## Data supplied
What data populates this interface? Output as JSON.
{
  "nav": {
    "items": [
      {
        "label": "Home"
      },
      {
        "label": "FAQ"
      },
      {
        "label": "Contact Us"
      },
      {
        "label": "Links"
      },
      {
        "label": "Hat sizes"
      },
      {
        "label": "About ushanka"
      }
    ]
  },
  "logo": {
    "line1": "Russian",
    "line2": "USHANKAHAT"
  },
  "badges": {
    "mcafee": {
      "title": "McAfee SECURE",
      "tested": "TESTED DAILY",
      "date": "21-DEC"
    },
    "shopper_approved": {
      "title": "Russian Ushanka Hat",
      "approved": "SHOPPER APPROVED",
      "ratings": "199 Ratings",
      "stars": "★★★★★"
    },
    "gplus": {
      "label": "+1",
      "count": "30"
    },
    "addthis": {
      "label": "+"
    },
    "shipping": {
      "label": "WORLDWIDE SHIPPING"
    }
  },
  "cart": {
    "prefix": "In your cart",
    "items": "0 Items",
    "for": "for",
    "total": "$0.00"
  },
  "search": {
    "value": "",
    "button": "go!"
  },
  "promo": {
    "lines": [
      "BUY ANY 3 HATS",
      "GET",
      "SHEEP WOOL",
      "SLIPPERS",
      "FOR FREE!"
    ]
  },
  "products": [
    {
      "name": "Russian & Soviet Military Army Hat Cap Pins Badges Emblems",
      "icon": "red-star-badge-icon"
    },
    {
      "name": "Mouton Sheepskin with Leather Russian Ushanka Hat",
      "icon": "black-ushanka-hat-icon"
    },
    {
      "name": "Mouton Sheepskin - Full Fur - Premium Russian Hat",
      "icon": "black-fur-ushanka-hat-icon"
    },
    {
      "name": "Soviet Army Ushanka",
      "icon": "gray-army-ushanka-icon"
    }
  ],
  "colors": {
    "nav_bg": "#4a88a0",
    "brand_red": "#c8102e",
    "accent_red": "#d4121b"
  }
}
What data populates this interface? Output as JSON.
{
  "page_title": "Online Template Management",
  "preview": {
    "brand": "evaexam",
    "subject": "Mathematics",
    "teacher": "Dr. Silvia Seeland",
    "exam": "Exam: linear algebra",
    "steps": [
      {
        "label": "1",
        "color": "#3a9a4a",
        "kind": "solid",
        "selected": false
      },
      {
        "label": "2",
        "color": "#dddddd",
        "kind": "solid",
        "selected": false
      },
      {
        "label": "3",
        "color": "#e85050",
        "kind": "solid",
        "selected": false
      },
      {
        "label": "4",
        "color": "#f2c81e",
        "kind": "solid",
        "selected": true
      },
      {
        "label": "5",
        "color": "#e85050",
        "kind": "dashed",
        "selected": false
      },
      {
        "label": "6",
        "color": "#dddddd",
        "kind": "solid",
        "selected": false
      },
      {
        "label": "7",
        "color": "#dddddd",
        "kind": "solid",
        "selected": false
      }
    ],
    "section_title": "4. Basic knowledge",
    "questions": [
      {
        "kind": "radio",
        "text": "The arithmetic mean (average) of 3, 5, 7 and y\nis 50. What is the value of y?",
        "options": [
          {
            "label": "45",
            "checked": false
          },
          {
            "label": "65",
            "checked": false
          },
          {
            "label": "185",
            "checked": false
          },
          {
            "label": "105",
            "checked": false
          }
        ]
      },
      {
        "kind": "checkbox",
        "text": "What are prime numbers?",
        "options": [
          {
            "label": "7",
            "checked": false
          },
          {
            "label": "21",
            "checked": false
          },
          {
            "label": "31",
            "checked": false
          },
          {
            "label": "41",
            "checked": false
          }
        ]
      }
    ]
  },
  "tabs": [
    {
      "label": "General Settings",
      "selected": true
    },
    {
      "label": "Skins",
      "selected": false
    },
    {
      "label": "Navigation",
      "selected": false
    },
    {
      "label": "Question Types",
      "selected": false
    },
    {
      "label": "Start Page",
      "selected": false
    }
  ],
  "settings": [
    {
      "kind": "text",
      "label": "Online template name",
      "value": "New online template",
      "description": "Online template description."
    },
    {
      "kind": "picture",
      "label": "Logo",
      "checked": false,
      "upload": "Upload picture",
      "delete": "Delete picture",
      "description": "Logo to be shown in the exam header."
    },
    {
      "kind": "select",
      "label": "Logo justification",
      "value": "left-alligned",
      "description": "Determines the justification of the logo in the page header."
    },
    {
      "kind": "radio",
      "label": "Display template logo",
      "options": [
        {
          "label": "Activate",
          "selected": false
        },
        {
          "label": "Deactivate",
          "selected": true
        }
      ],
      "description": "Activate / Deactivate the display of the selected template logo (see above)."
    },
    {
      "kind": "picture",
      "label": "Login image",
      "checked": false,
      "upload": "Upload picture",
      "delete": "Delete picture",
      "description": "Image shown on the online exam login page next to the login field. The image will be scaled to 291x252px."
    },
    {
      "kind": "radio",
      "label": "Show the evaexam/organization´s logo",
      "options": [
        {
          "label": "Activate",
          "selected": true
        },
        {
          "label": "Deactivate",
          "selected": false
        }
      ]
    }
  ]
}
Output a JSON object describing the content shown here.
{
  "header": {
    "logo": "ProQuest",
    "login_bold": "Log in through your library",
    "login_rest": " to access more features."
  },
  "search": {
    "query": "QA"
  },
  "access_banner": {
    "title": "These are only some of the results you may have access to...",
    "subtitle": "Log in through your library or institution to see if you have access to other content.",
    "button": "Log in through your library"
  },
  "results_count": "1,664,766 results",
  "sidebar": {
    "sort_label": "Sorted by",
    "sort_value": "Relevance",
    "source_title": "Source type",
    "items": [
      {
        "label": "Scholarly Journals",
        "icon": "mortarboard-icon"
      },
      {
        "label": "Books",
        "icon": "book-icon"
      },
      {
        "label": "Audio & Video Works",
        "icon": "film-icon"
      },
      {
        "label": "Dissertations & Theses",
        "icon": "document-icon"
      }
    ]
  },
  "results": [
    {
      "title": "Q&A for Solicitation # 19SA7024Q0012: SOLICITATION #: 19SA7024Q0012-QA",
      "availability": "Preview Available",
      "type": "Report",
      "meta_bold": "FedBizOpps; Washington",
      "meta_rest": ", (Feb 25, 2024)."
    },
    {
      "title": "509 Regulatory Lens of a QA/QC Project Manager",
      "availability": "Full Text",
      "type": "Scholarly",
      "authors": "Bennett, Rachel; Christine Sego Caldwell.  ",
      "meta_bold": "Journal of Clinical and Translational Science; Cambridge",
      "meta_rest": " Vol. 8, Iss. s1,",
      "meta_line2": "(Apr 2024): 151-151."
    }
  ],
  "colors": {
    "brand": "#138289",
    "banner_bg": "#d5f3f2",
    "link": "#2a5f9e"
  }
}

## What is required
From the records above, extract everything verbatim.

## Task solution
What data populates this interface? Output as JSON.
{
  "nav": {
    "items": [
      {
        "label": "Home"
      },
      {
        "label": "FAQ"
      },
      {
        "label": "Contact Us"
      },
      {
        "label": "Links"
      },
      {
        "label": "Hat sizes"
      },
      {
        "label": "About ushanka"
      }
    ]
  },
  "logo": {
    "line1": "Russian",
    "line2": "USHANKAHAT"
  },
  "badges": {
    "mcafee": {
      "title": "McAfee SECURE",
      "tested": "TESTED DAILY",
      "date": "21-DEC"
    },
    "shopper_approved": {
      "title": "Russian Ushanka Hat",
      "approved": "SHOPPER APPROVED",
      "ratings": "199 Ratings",
      "stars": "★★★★★"
    },
    "gplus": {
      "label": "+1",
      "count": "30"
    },
    "addthis": {
      "label": "+"
    },
    "shipping": {
      "label": "WORLDWIDE SHIPPING"
    }
  },
  "cart": {
    "prefix": "In your cart",
    "items": "0 Items",
    "for": "for",
    "total": "$0.00"
  },
  "search": {
    "value": "",
    "button": "go!"
  },
  "promo": {
    "lines": [
      "BUY ANY 3 HATS",
      "GET",
      "SHEEP WOOL",
      "SLIPPERS",
      "FOR FREE!"
    ]
  },
  "products": [
    {
      "name": "Russian & Soviet Military Army Hat Cap Pins Badges Emblems",
      "icon": "red-star-badge-icon"
    },
    {
      "name": "Mouton Sheepskin with Leather Russian Ushanka Hat",
      "icon": "black-ushanka-hat-icon"
    },
    {
      "name": "Mouton Sheepskin - Full Fur - Premium Russian Hat",
      "icon": "black-fur-ushanka-hat-icon"
    },
    {
      "name": "Soviet Army Ushanka",
      "icon": "gray-army-ushanka-icon"
    }
  ],
  "colors": {
    "nav_bg": "#4a88a0",
    "brand_red": "#c8102e",
    "accent_red": "#d4121b"
  }
}
What data populates this interface? Output as JSON.
{
  "page_title": "Online Template Management",
  "preview": {
    "brand": "evaexam",
    "subject": "Mathematics",
    "teacher": "Dr. Silvia Seeland",
    "exam": "Exam: linear algebra",
    "steps": [
      {
        "label": "1",
        "color": "#3a9a4a",
        "kind": "solid",
        "selected": false
      },
      {
        "label": "2",
        "color": "#dddddd",
        "kind": "solid",
        "selected": false
      },
      {
        "label": "3",
        "color": "#e85050",
        "kind": "solid",
        "selected": false
      },
      {
        "label": "4",
        "color": "#f2c81e",
        "kind": "solid",
        "selected": true
      },
      {
        "label": "5",
        "color": "#e85050",
        "kind": "dashed",
        "selected": false
      },
      {
        "label": "6",
        "color": "#dddddd",
        "kind": "solid",
        "selected": false
      },
      {
        "label": "7",
        "color": "#dddddd",
        "kind": "solid",
        "selected": false
      }
    ],
    "section_title": "4. Basic knowledge",
    "questions": [
      {
        "kind": "radio",
        "text": "The arithmetic mean (average) of 3, 5, 7 and y\nis 50. What is the value of y?",
        "options": [
          {
            "label": "45",
            "checked": false
          },
          {
            "label": "65",
            "checked": false
          },
          {
            "label": "185",
            "checked": false
          },
          {
            "label": "105",
            "checked": false
          }
        ]
      },
      {
        "kind": "checkbox",
        "text": "What are prime numbers?",
        "options": [
          {
            "label": "7",
            "checked": false
          },
          {
            "label": "21",
            "checked": false
          },
          {
            "label": "31",
            "checked": false
          },
          {
            "label": "41",
            "checked": false
          }
        ]
      }
    ]
  },
  "tabs": [
    {
      "label": "General Settings",
      "selected": true
    },
    {
      "label": "Skins",
      "selected": false
    },
    {
      "label": "Navigation",
      "selected": false
    },
    {
      "label": "Question Types",
      "selected": false
    },
    {
      "label": "Start Page",
      "selected": false
    }
  ],
  "settings": [
    {
      "kind": "text",
      "label": "Online template name",
      "value": "New online template",
      "description": "Online template description."
    },
    {
      "kind": "picture",
      "label": "Logo",
      "checked": false,
      "upload": "Upload picture",
      "delete": "Delete picture",
      "description": "Logo to be shown in the exam header."
    },
    {
      "kind": "select",
      "label": "Logo justification",
      "value": "left-alligned",
      "description": "Determines the justification of the logo in the page header."
    },
    {
      "kind": "radio",
      "label": "Display template logo",
      "options": [
        {
          "label": "Activate",
          "selected": false
        },
        {
          "label": "Deactivate",
          "selected": true
        }
      ],
      "description": "Activate / Deactivate the display of the selected template logo (see above)."
    },
    {
      "kind": "picture",
      "label": "Login image",
      "checked": false,
      "upload": "Upload picture",
      "delete": "Delete picture",
      "description": "Image shown on the online exam login page next to the login field. The image will be scaled to 291x252px."
    },
    {
      "kind": "radio",
      "label": "Show the evaexam/organization´s logo",
      "options": [
        {
          "label": "Activate",
          "selected": true
        },
        {
          "label": "Deactivate",
          "selected": false
        }
      ]
    }
  ]
}
Output a JSON object describing the content shown here.
{
  "header": {
    "logo": "ProQuest",
    "login_bold": "Log in through your library",
    "login_rest": " to access more features."
  },
  "search": {
    "query": "QA"
  },
  "access_banner": {
    "title": "These are only some of the results you may have access to...",
    "subtitle": "Log in through your library or institution to see if you have access to other content.",
    "button": "Log in through your library"
  },
  "results_count": "1,664,766 results",
  "sidebar": {
    "sort_label": "Sorted by",
    "sort_value": "Relevance",
    "source_title": "Source type",
    "items": [
      {
        "label": "Scholarly Journals",
        "icon": "mortarboard-icon"
      },
      {
        "label": "Books",
        "icon": "book-icon"
      },
      {
        "label": "Audio & Video Works",
        "icon": "film-icon"
      },
      {
        "label": "Dissertations & Theses",
        "icon": "document-icon"
      }
    ]
  },
  "results": [
    {
      "title": "Q&A for Solicitation # 19SA7024Q0012: SOLICITATION #: 19SA7024Q0012-QA",
      "availability": "Preview Available",
      "type": "Report",
      "meta_bold": "FedBizOpps; Washington",
      "meta_rest": ", (Feb 25, 2024)."
    },
    {
      "title": "509 Regulatory Lens of a QA/QC Project Manager",
      "availability": "Full Text",
      "type": "Scholarly",
      "authors": "Bennett, Rachel; Christine Sego Caldwell.  ",
      "meta_bold": "Journal of Clinical and Translational Science; Cambridge",
      "meta_rest": " Vol. 8, Iss. s1,",
      "meta_line2": "(Apr 2024): 151-151."
    }
  ],
  "colors": {
    "brand": "#138289",
    "banner_bg": "#d5f3f2",
    "link": "#2a5f9e"
  }
}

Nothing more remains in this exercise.